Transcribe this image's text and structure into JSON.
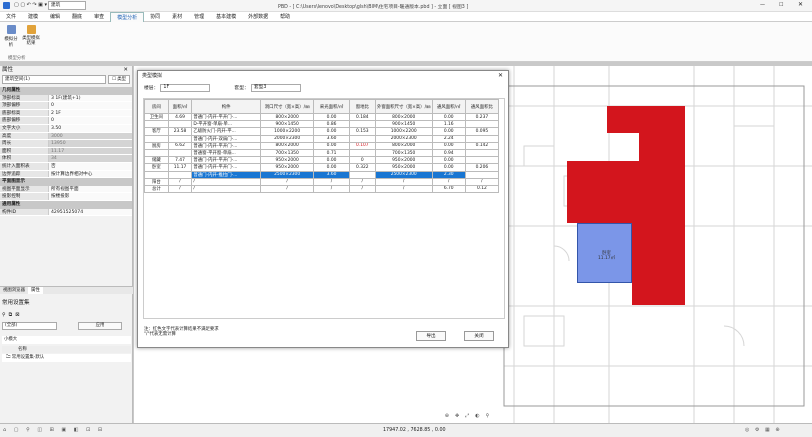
{
  "titlebar": {
    "project": "建筑",
    "path": "PBD - [ C:\\Users\\lenovo\\Desktop\\glsh\\BIM\\住宅项目-暖通版本.pbd ] - 立面 [ 视图3 ]"
  },
  "menu": [
    "文件",
    "建模",
    "编辑",
    "翻底",
    "审查",
    "模型分析",
    "协同",
    "素材",
    "管理",
    "基本建模",
    "外部数据",
    "帮助"
  ],
  "menu_active": "模型分析",
  "ribbon": {
    "btn1": "模拟分析",
    "btn2": "类型模拟结果",
    "group": "模型分析"
  },
  "left": {
    "props_title": "属性",
    "props_type": "建筑空间(1)",
    "props_edit": "☐ 类型",
    "sec1": "几何属性",
    "rows1": [
      {
        "k": "顶部标高",
        "v": "3 1F(建筑+1)"
      },
      {
        "k": "顶部偏移",
        "v": "0"
      },
      {
        "k": "底部标高",
        "v": "2 1F"
      },
      {
        "k": "底部偏移",
        "v": "0"
      },
      {
        "k": "文字大小",
        "v": "3.50"
      }
    ],
    "rows_grey": [
      {
        "k": "高度",
        "v": "3000"
      },
      {
        "k": "周长",
        "v": "13950"
      },
      {
        "k": "面积",
        "v": "11.17"
      },
      {
        "k": "体积",
        "v": "34"
      }
    ],
    "rows2": [
      {
        "k": "统计入面积表",
        "v": "否"
      },
      {
        "k": "边界追踪",
        "v": "按计算边界相对中心"
      }
    ],
    "sec2": "平面图显示",
    "rows3": [
      {
        "k": "视图平面显示",
        "v": "所有视图平面"
      },
      {
        "k": "投影控制",
        "v": "按楼投影"
      }
    ],
    "sec3": "通用属性",
    "rows4": [
      {
        "k": "构件ID",
        "v": "42951525074"
      }
    ],
    "tabs": [
      "视图浏览器",
      "属性"
    ],
    "common_title": "常用设置集",
    "apply": "应用",
    "filter": "(全部)",
    "col_name": "名称",
    "common_item": "常用设置集-默认",
    "small": "小模大"
  },
  "dialog": {
    "title": "类型模拟",
    "floor_label": "楼层：",
    "floor": "1F",
    "type_label": "套型：",
    "type": "套型3",
    "headers": [
      "房间",
      "面积/㎡",
      "构件",
      "洞口尺寸（宽×高）/㎜",
      "采光面积/㎡",
      "窗地比",
      "外窗面积尺寸（宽×高）/㎜",
      "通风面积/㎡",
      "通风面积比"
    ],
    "rows": [
      {
        "room": "卫生间",
        "area": "4.69",
        "comp": "普通门-内开-平开门-...",
        "size": "800×2000",
        "light": "0.00",
        "ratio": "0.184",
        "win": "800×2000",
        "vent": "0.00",
        "vratio": "0.237"
      },
      {
        "room": "",
        "area": "",
        "comp": "D-平开窗-单扇-单...",
        "size": "900×1450",
        "light": "0.86",
        "ratio": "",
        "win": "900×1450",
        "vent": "1.16",
        "vratio": ""
      },
      {
        "room": "客厅",
        "area": "23.58",
        "comp": "乙级防火门-内开-平...",
        "size": "1000×2200",
        "light": "0.00",
        "ratio": "0.153",
        "win": "1000×2200",
        "vent": "0.00",
        "vratio": "0.095"
      },
      {
        "room": "",
        "area": "",
        "comp": "普通门-内开-双扇门-...",
        "size": "2000×2300",
        "light": "3.60",
        "ratio": "",
        "win": "2000×2300",
        "vent": "2.24",
        "vratio": ""
      },
      {
        "room": "厨房",
        "area": "6.62",
        "comp": "普通门-内开-平开门-...",
        "size": "800×2000",
        "light": "0.00",
        "ratio": "0.107",
        "win": "800×2000",
        "vent": "0.00",
        "vratio": "0.142"
      },
      {
        "room": "",
        "area": "",
        "comp": "普通窗-平开窗-单扇...",
        "size": "700×1350",
        "light": "0.71",
        "ratio": "",
        "win": "700×1350",
        "vent": "0.94",
        "vratio": ""
      },
      {
        "room": "储藏",
        "area": "7.47",
        "comp": "普通门-内开-平开门-...",
        "size": "950×2000",
        "light": "0.00",
        "ratio": "0",
        "win": "950×2000",
        "vent": "0.00",
        "vratio": ""
      },
      {
        "room": "卧室",
        "area": "11.17",
        "comp": "普通门-内开-平开门-...",
        "size": "950×2000",
        "light": "0.00",
        "ratio": "0.322",
        "win": "950×2000",
        "vent": "0.00",
        "vratio": "0.206"
      },
      {
        "room": "",
        "area": "",
        "comp": "普通门-内开-推拉门-...",
        "size": "2500×2300",
        "light": "3.60",
        "ratio": "",
        "win": "2500×2300",
        "vent": "2.30",
        "vratio": ""
      },
      {
        "room": "阳台",
        "area": "/",
        "comp": "/",
        "size": "/",
        "light": "/",
        "ratio": "/",
        "win": "/",
        "vent": "/",
        "vratio": "/"
      },
      {
        "room": "总计",
        "area": "/",
        "comp": "/",
        "size": "/",
        "light": "/",
        "ratio": "/",
        "win": "/",
        "vent": "6.70",
        "vratio": "0.12"
      }
    ],
    "note1": "注：红色文字代表计算结果不满足要求",
    "note2": "\"/\"代表无需计算",
    "export": "导出",
    "close": "关闭"
  },
  "canvas": {
    "room_label": "卧室",
    "room_area": "11.17㎡"
  },
  "status": {
    "coords": "17947.02 , 7628.85 , 0.00"
  },
  "colors": {
    "red": "#d3151d",
    "select": "#1976d2",
    "room": "#7b96e8"
  }
}
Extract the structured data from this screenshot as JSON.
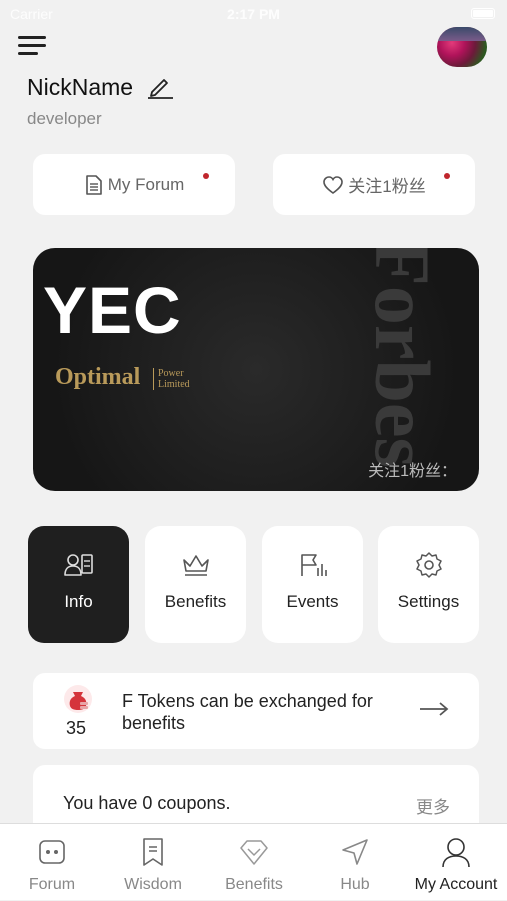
{
  "status_bar": {
    "carrier": "Carrier",
    "time": "2:17 PM"
  },
  "profile": {
    "nickname": "NickName",
    "role": "developer"
  },
  "quick_links": [
    {
      "label": "My Forum",
      "icon": "document-icon",
      "has_badge": true
    },
    {
      "label": "关注1粉丝",
      "icon": "heart-icon",
      "has_badge": true
    }
  ],
  "member_card": {
    "brand": "YEC",
    "subtitle": "Optimal",
    "subtitle_small_1": "Power",
    "subtitle_small_2": "Limited",
    "watermark": "Forbes",
    "followers": "关注1粉丝："
  },
  "tiles": [
    {
      "label": "Info",
      "icon": "id-card-icon",
      "active": true
    },
    {
      "label": "Benefits",
      "icon": "crown-icon",
      "active": false
    },
    {
      "label": "Events",
      "icon": "flag-chart-icon",
      "active": false
    },
    {
      "label": "Settings",
      "icon": "gear-icon",
      "active": false
    }
  ],
  "tokens": {
    "count": "35",
    "text": "F Tokens can be exchanged for benefits",
    "icon": "money-bag-icon"
  },
  "coupons": {
    "text": "You have 0 coupons.",
    "more": "更多"
  },
  "tabbar": [
    {
      "label": "Forum",
      "icon": "robot-icon",
      "active": false
    },
    {
      "label": "Wisdom",
      "icon": "bookmark-icon",
      "active": false
    },
    {
      "label": "Benefits",
      "icon": "diamond-icon",
      "active": false
    },
    {
      "label": "Hub",
      "icon": "navigation-icon",
      "active": false
    },
    {
      "label": "My Account",
      "icon": "person-icon",
      "active": true
    }
  ],
  "colors": {
    "badge": "#c0262d",
    "card_gold": "#b99a5a",
    "active_tile": "#1f1f1f",
    "background": "#f1f1f1"
  }
}
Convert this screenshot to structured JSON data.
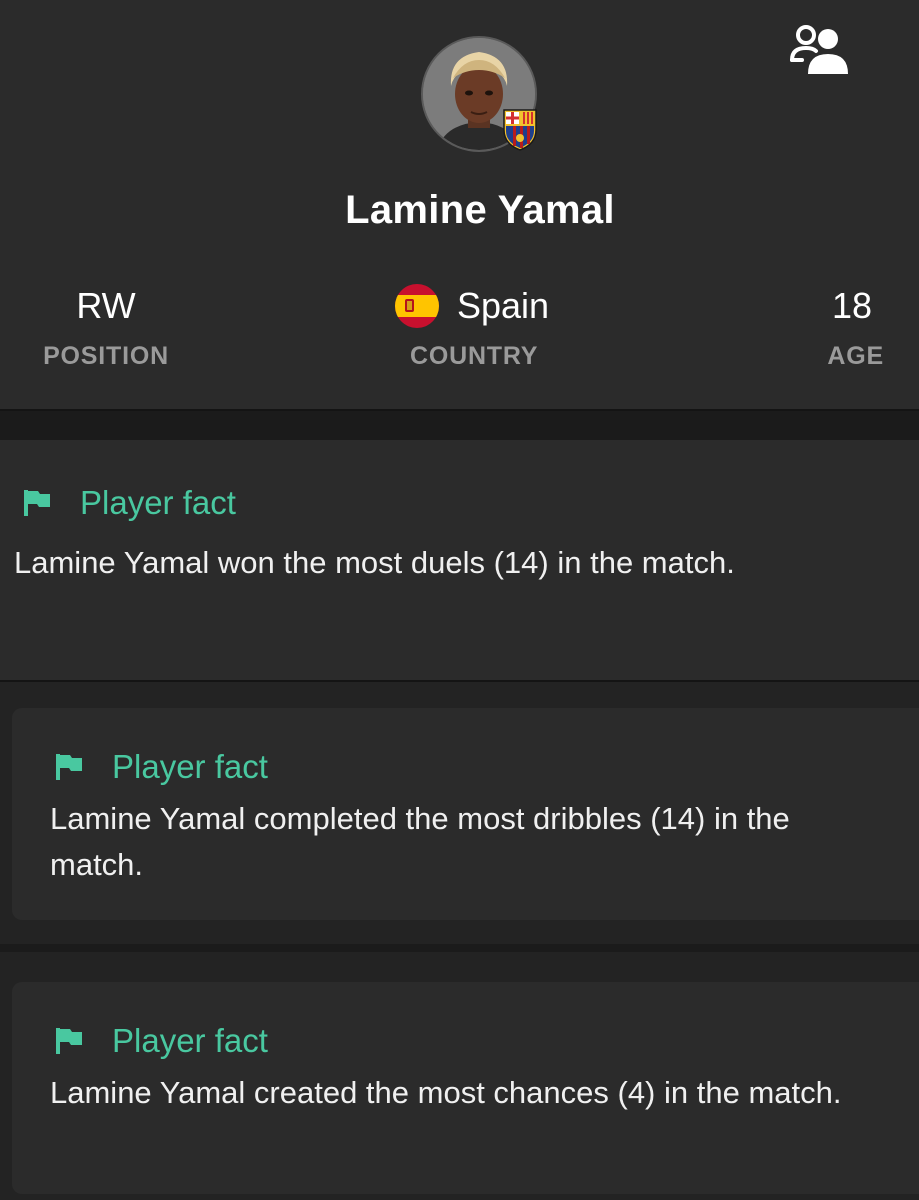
{
  "player": {
    "name": "Lamine Yamal",
    "position_value": "RW",
    "position_label": "POSITION",
    "country_value": "Spain",
    "country_label": "COUNTRY",
    "age_value": "18",
    "age_label": "AGE"
  },
  "icons": {
    "players": "players-icon",
    "fact_flag": "flag-icon",
    "country_flag": "spain-flag-icon",
    "club_badge": "fc-barcelona-badge-icon"
  },
  "colors": {
    "accent": "#49c8a0",
    "card": "#2b2b2b",
    "background": "#1b1b1b",
    "muted_text": "#9a9a9a"
  },
  "facts": [
    {
      "title": "Player fact",
      "text": "Lamine Yamal won the most duels (14) in the match."
    },
    {
      "title": "Player fact",
      "text": "Lamine Yamal completed the most dribbles (14) in the match."
    },
    {
      "title": "Player fact",
      "text": "Lamine Yamal created the most chances (4) in the match."
    }
  ]
}
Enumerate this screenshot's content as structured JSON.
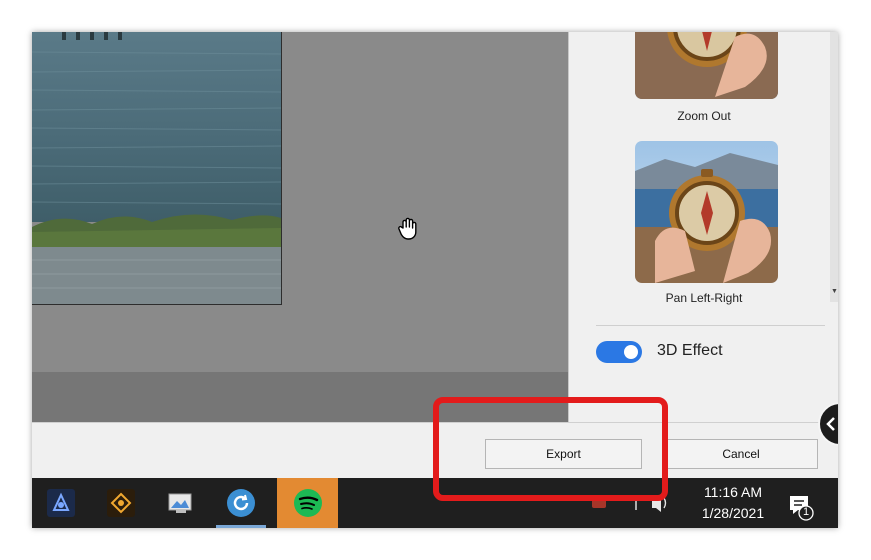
{
  "effects": {
    "items": [
      {
        "label": "Zoom Out"
      },
      {
        "label": "Pan Left-Right"
      }
    ]
  },
  "option": {
    "label": "3D Effect",
    "enabled": true
  },
  "buttons": {
    "export": "Export",
    "cancel": "Cancel"
  },
  "taskbar": {
    "apps": [
      "premiere-elements-icon",
      "photoshop-elements-icon",
      "photo-viewer-icon",
      "sync-icon",
      "spotify-icon"
    ],
    "time": "11:16 AM",
    "date": "1/28/2021",
    "notification_count": "1"
  },
  "colors": {
    "accent": "#2b78e4",
    "highlight": "#e31b1b",
    "spotify_tile": "#e38a32",
    "spotify_green": "#1db954"
  }
}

++++

> **WHAT IS EXPECTED**:
Tally how many lines of the data include the word "Lamine". Write the number and nothing else.

> **RESPONSE**:
4